Materials provided
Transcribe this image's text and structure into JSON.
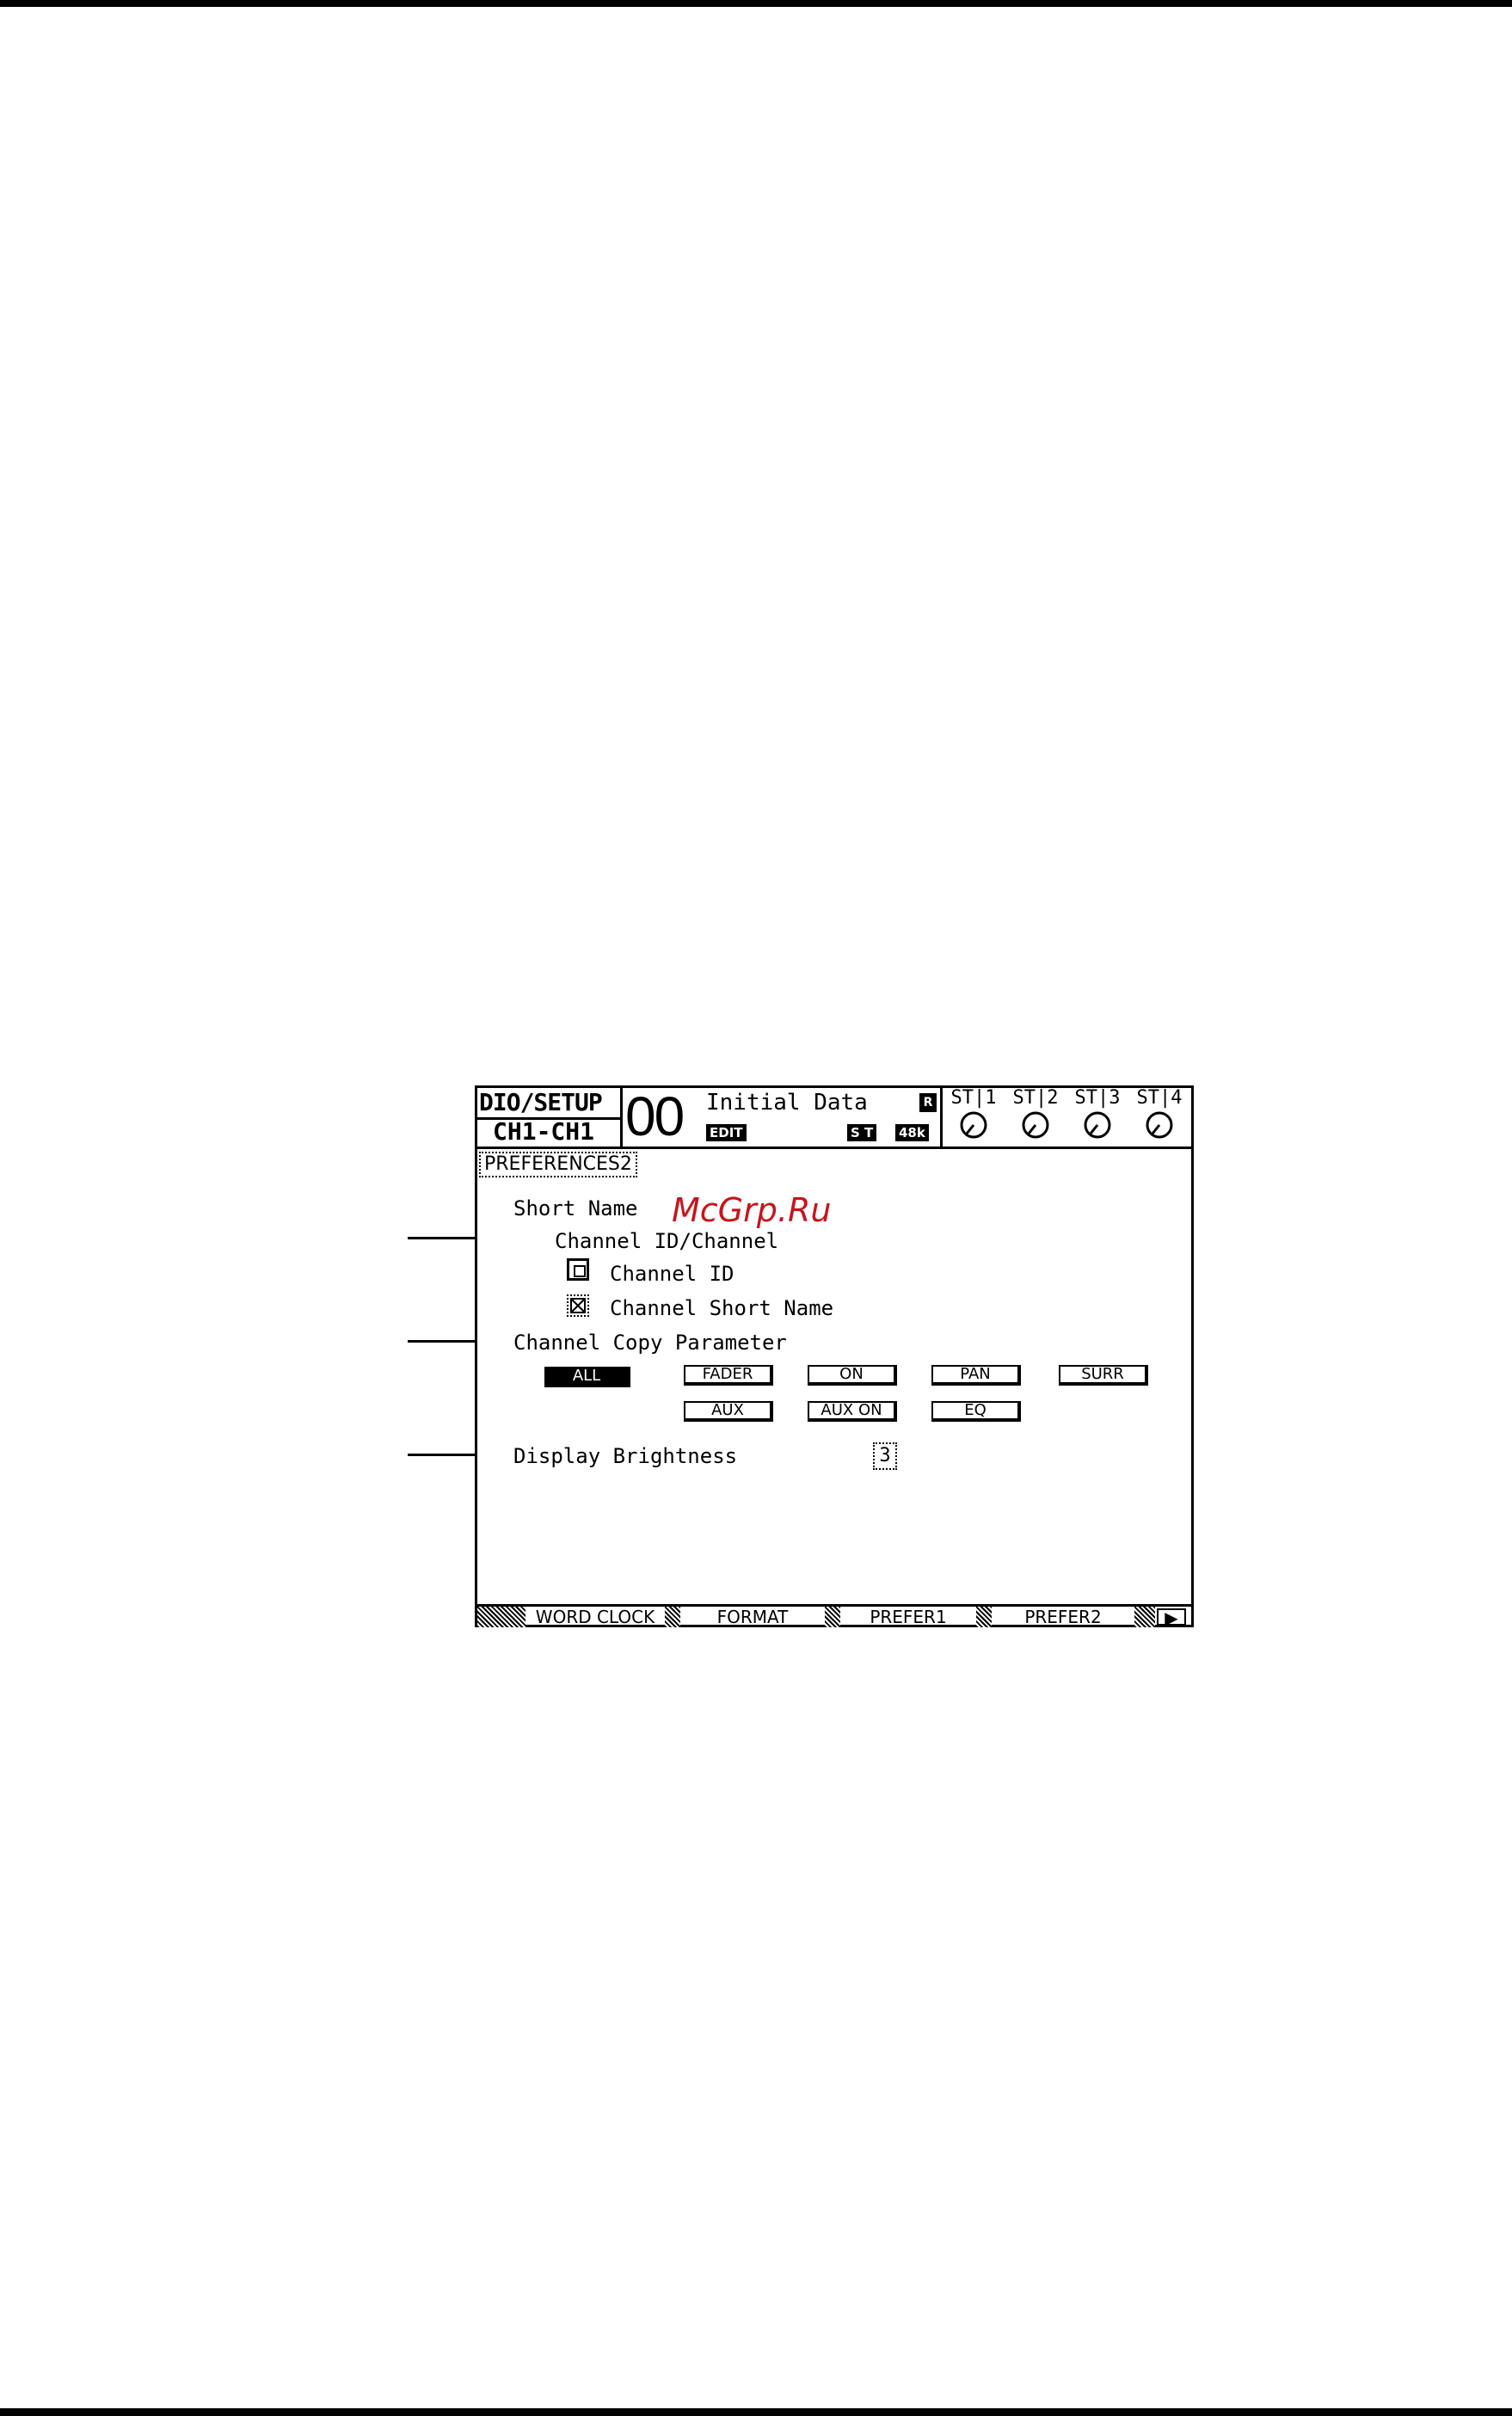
{
  "header": {
    "screen_title": "DIO/SETUP",
    "channel": "CH1-CH1",
    "scene_number": "00",
    "scene_title": "Initial Data",
    "protect_indicator": "R",
    "edit_tag": "EDIT",
    "st_tag": "S T",
    "fs_tag": "48k",
    "st_inputs": [
      "ST‌|1",
      "ST|2",
      "ST|3",
      "ST|4"
    ]
  },
  "page": {
    "title": "PREFERENCES2",
    "short_name_label": "Short Name",
    "channel_id_group_label": "Channel ID/Channel",
    "option_channel_id": "Channel ID",
    "option_short_name": "Channel Short Name",
    "copy_group_label": "Channel Copy Parameter",
    "copy_buttons": [
      "ALL",
      "FADER",
      "ON",
      "PAN",
      "SURR",
      "AUX",
      "AUX ON",
      "EQ"
    ],
    "brightness_label": "Display Brightness",
    "brightness_value": "3"
  },
  "tabs": [
    "WORD CLOCK",
    "FORMAT",
    "PREFER1",
    "PREFER2",
    "▶"
  ],
  "watermark": "McGrp.Ru",
  "colors": {
    "watermark": "#c4161c",
    "lcd_ink": "#000000",
    "background": "#ffffff"
  }
}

To do
Gather each line that holds "watermark".

Result of the task
  "watermark": "McGrp.Ru",
    "watermark": "#c4161c",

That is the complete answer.